▶ **Entries shown**:
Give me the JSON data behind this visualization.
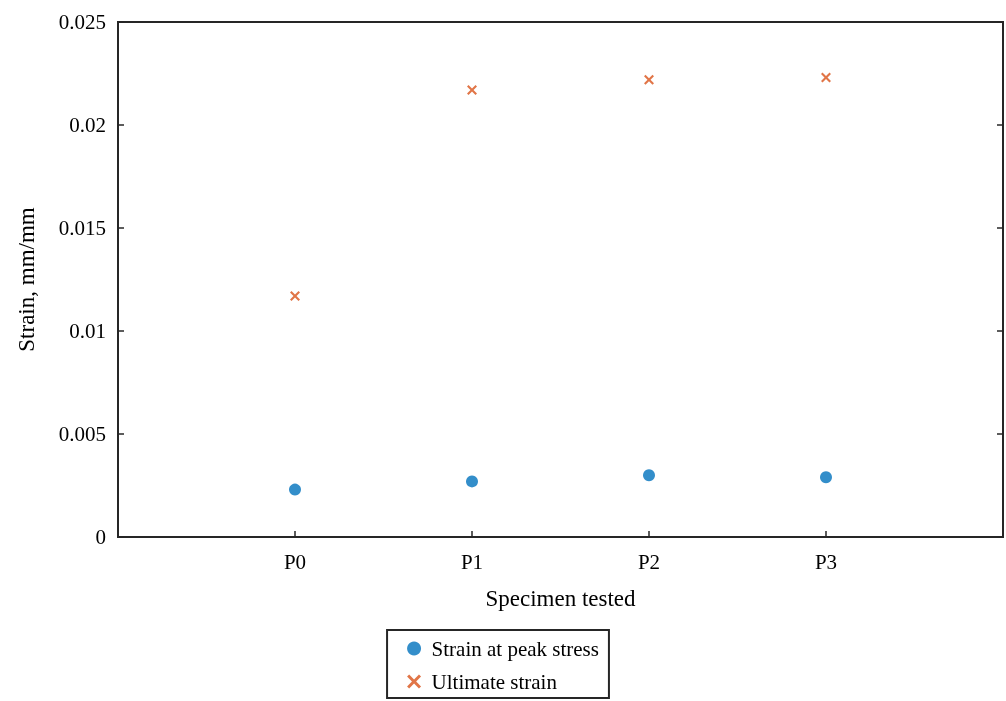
{
  "chart_data": {
    "type": "scatter",
    "xlabel": "Specimen tested",
    "ylabel": "Strain, mm/mm",
    "categories": [
      "P0",
      "P1",
      "P2",
      "P3"
    ],
    "series": [
      {
        "name": "Strain at peak stress",
        "color": "#0072bd",
        "marker": "circle",
        "values": [
          0.0023,
          0.0027,
          0.003,
          0.0029
        ]
      },
      {
        "name": "Ultimate strain",
        "color": "#d95319",
        "marker": "cross",
        "values": [
          0.0117,
          0.0217,
          0.0222,
          0.0223
        ]
      }
    ],
    "ylim": [
      0,
      0.025
    ],
    "yticks": [
      0,
      0.005,
      0.01,
      0.015,
      0.02,
      0.025
    ],
    "grid": false,
    "legend": "bottom"
  }
}
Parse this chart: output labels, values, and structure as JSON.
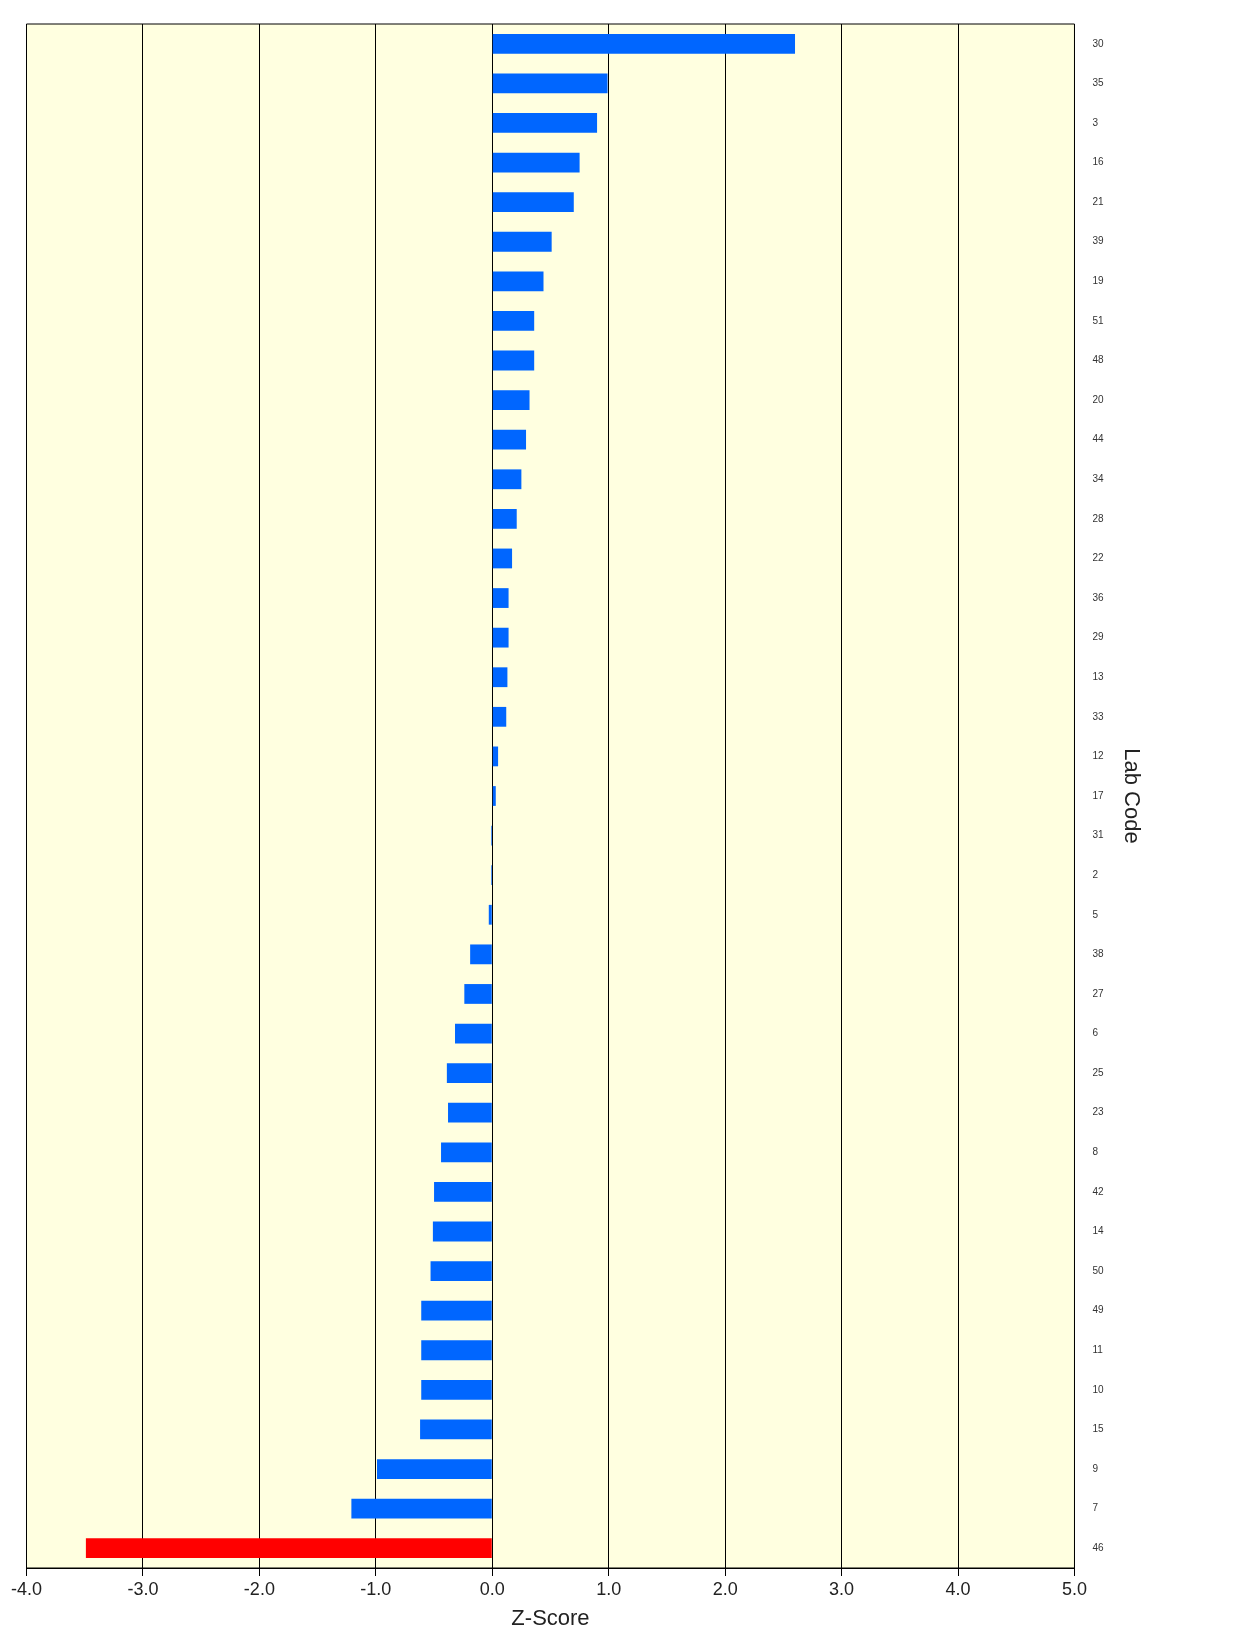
{
  "chart_data": {
    "type": "bar",
    "orientation": "horizontal",
    "xlabel": "Z-Score",
    "ylabel": "Lab Code",
    "categories": [
      "30",
      "35",
      "3",
      "16",
      "21",
      "39",
      "19",
      "51",
      "48",
      "20",
      "44",
      "34",
      "28",
      "22",
      "36",
      "29",
      "13",
      "33",
      "12",
      "17",
      "31",
      "2",
      "5",
      "38",
      "27",
      "6",
      "25",
      "23",
      "8",
      "42",
      "14",
      "50",
      "49",
      "11",
      "10",
      "15",
      "9",
      "7",
      "46"
    ],
    "values": [
      2.6,
      0.99,
      0.9,
      0.75,
      0.7,
      0.51,
      0.44,
      0.36,
      0.36,
      0.32,
      0.29,
      0.25,
      0.21,
      0.17,
      0.14,
      0.14,
      0.13,
      0.12,
      0.05,
      0.03,
      -0.01,
      -0.01,
      -0.03,
      -0.19,
      -0.24,
      -0.32,
      -0.39,
      -0.38,
      -0.44,
      -0.5,
      -0.51,
      -0.53,
      -0.61,
      -0.61,
      -0.61,
      -0.62,
      -0.99,
      -1.21,
      -3.49
    ],
    "colors": [
      "#0066ff",
      "#0066ff",
      "#0066ff",
      "#0066ff",
      "#0066ff",
      "#0066ff",
      "#0066ff",
      "#0066ff",
      "#0066ff",
      "#0066ff",
      "#0066ff",
      "#0066ff",
      "#0066ff",
      "#0066ff",
      "#0066ff",
      "#0066ff",
      "#0066ff",
      "#0066ff",
      "#0066ff",
      "#0066ff",
      "#0066ff",
      "#0066ff",
      "#0066ff",
      "#0066ff",
      "#0066ff",
      "#0066ff",
      "#0066ff",
      "#0066ff",
      "#0066ff",
      "#0066ff",
      "#0066ff",
      "#0066ff",
      "#0066ff",
      "#0066ff",
      "#0066ff",
      "#0066ff",
      "#0066ff",
      "#0066ff",
      "#ff0000"
    ],
    "xlim": [
      -4,
      5
    ],
    "xticks": [
      {
        "value": -4,
        "label": "-4.0"
      },
      {
        "value": -3,
        "label": "-3.0"
      },
      {
        "value": -2,
        "label": "-2.0"
      },
      {
        "value": -1,
        "label": "-1.0"
      },
      {
        "value": 0,
        "label": "0.0"
      },
      {
        "value": 1,
        "label": "1.0"
      },
      {
        "value": 2,
        "label": "2.0"
      },
      {
        "value": 3,
        "label": "3.0"
      },
      {
        "value": 4,
        "label": "4.0"
      },
      {
        "value": 5,
        "label": "5.0"
      }
    ],
    "grid": "x",
    "legend": false
  }
}
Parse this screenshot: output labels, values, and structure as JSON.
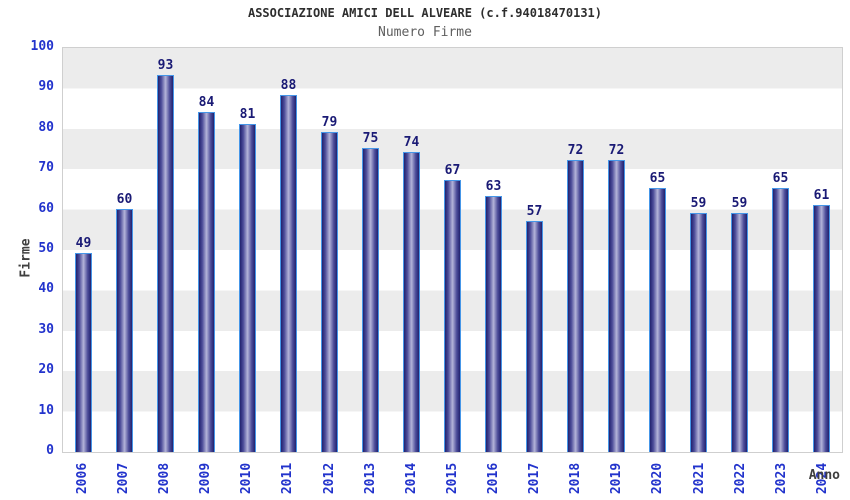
{
  "chart_data": {
    "type": "bar",
    "title": "ASSOCIAZIONE AMICI DELL ALVEARE (c.f.94018470131)",
    "subtitle": "Numero Firme",
    "xlabel": "Anno",
    "ylabel": "Firme",
    "categories": [
      "2006",
      "2007",
      "2008",
      "2009",
      "2010",
      "2011",
      "2012",
      "2013",
      "2014",
      "2015",
      "2016",
      "2017",
      "2018",
      "2019",
      "2020",
      "2021",
      "2022",
      "2023",
      "2024"
    ],
    "values": [
      49,
      60,
      93,
      84,
      81,
      88,
      79,
      75,
      74,
      67,
      63,
      57,
      72,
      72,
      65,
      59,
      59,
      65,
      61
    ],
    "ylim": [
      0,
      100
    ],
    "yticks": [
      0,
      10,
      20,
      30,
      40,
      50,
      60,
      70,
      80,
      90,
      100
    ],
    "legend": "none",
    "grid": "alternating horizontal bands",
    "colors": {
      "bar_edge_dark": "#21216e",
      "bar_mid": "#4c4c99",
      "bar_center_light": "#b4b4d9",
      "bar_border": "#4596e8",
      "value_label": "#1a1a75",
      "axis_tick_label": "#2233cc",
      "axis_title": "#3f3f3f",
      "band_gray": "#ececec",
      "plot_border": "#cfcfcf",
      "title_color": "#2e2e2e",
      "subtitle_color": "#5f5f5f"
    }
  }
}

▶ **Exercise brief**:
Print all of the records shown above exactly, leaving out each picture.

▶ **The completed task**:
Give me the JSON data behind this visualization.
{
  "chart_data": {
    "type": "scatter",
    "xlabel": "Specimen tested",
    "ylabel": "Strain, mm/mm",
    "categories": [
      "P0",
      "P1",
      "P2",
      "P3"
    ],
    "series": [
      {
        "name": "Strain at peak stress",
        "color": "#0072bd",
        "marker": "circle",
        "values": [
          0.0023,
          0.0027,
          0.003,
          0.0029
        ]
      },
      {
        "name": "Ultimate strain",
        "color": "#d95319",
        "marker": "cross",
        "values": [
          0.0117,
          0.0217,
          0.0222,
          0.0223
        ]
      }
    ],
    "ylim": [
      0,
      0.025
    ],
    "yticks": [
      0,
      0.005,
      0.01,
      0.015,
      0.02,
      0.025
    ],
    "grid": false,
    "legend": "bottom"
  }
}
Parse this chart: output labels, values, and structure as JSON.
{
  "chart_data": {
    "type": "bar",
    "orientation": "horizontal",
    "xlabel": "Z-Score",
    "ylabel": "Lab Code",
    "categories": [
      "30",
      "35",
      "3",
      "16",
      "21",
      "39",
      "19",
      "51",
      "48",
      "20",
      "44",
      "34",
      "28",
      "22",
      "36",
      "29",
      "13",
      "33",
      "12",
      "17",
      "31",
      "2",
      "5",
      "38",
      "27",
      "6",
      "25",
      "23",
      "8",
      "42",
      "14",
      "50",
      "49",
      "11",
      "10",
      "15",
      "9",
      "7",
      "46"
    ],
    "values": [
      2.6,
      0.99,
      0.9,
      0.75,
      0.7,
      0.51,
      0.44,
      0.36,
      0.36,
      0.32,
      0.29,
      0.25,
      0.21,
      0.17,
      0.14,
      0.14,
      0.13,
      0.12,
      0.05,
      0.03,
      -0.01,
      -0.01,
      -0.03,
      -0.19,
      -0.24,
      -0.32,
      -0.39,
      -0.38,
      -0.44,
      -0.5,
      -0.51,
      -0.53,
      -0.61,
      -0.61,
      -0.61,
      -0.62,
      -0.99,
      -1.21,
      -3.49
    ],
    "colors": [
      "#0066ff",
      "#0066ff",
      "#0066ff",
      "#0066ff",
      "#0066ff",
      "#0066ff",
      "#0066ff",
      "#0066ff",
      "#0066ff",
      "#0066ff",
      "#0066ff",
      "#0066ff",
      "#0066ff",
      "#0066ff",
      "#0066ff",
      "#0066ff",
      "#0066ff",
      "#0066ff",
      "#0066ff",
      "#0066ff",
      "#0066ff",
      "#0066ff",
      "#0066ff",
      "#0066ff",
      "#0066ff",
      "#0066ff",
      "#0066ff",
      "#0066ff",
      "#0066ff",
      "#0066ff",
      "#0066ff",
      "#0066ff",
      "#0066ff",
      "#0066ff",
      "#0066ff",
      "#0066ff",
      "#0066ff",
      "#0066ff",
      "#ff0000"
    ],
    "xlim": [
      -4,
      5
    ],
    "xticks": [
      {
        "value": -4,
        "label": "-4.0"
      },
      {
        "value": -3,
        "label": "-3.0"
      },
      {
        "value": -2,
        "label": "-2.0"
      },
      {
        "value": -1,
        "label": "-1.0"
      },
      {
        "value": 0,
        "label": "0.0"
      },
      {
        "value": 1,
        "label": "1.0"
      },
      {
        "value": 2,
        "label": "2.0"
      },
      {
        "value": 3,
        "label": "3.0"
      },
      {
        "value": 4,
        "label": "4.0"
      },
      {
        "value": 5,
        "label": "5.0"
      }
    ],
    "grid": "x",
    "legend": false
  }
}
Parse this screenshot: output labels, values, and structure as JSON.
{
  "chart_data": {
    "type": "bar",
    "title": "ASSOCIAZIONE AMICI DELL ALVEARE (c.f.94018470131)",
    "subtitle": "Numero Firme",
    "xlabel": "Anno",
    "ylabel": "Firme",
    "categories": [
      "2006",
      "2007",
      "2008",
      "2009",
      "2010",
      "2011",
      "2012",
      "2013",
      "2014",
      "2015",
      "2016",
      "2017",
      "2018",
      "2019",
      "2020",
      "2021",
      "2022",
      "2023",
      "2024"
    ],
    "values": [
      49,
      60,
      93,
      84,
      81,
      88,
      79,
      75,
      74,
      67,
      63,
      57,
      72,
      72,
      65,
      59,
      59,
      65,
      61
    ],
    "ylim": [
      0,
      100
    ],
    "yticks": [
      0,
      10,
      20,
      30,
      40,
      50,
      60,
      70,
      80,
      90,
      100
    ],
    "legend": "none",
    "grid": "alternating horizontal bands",
    "colors": {
      "bar_edge_dark": "#21216e",
      "bar_mid": "#4c4c99",
      "bar_center_light": "#b4b4d9",
      "bar_border": "#4596e8",
      "value_label": "#1a1a75",
      "axis_tick_label": "#2233cc",
      "axis_title": "#3f3f3f",
      "band_gray": "#ececec",
      "plot_border": "#cfcfcf",
      "title_color": "#2e2e2e",
      "subtitle_color": "#5f5f5f"
    }
  }
}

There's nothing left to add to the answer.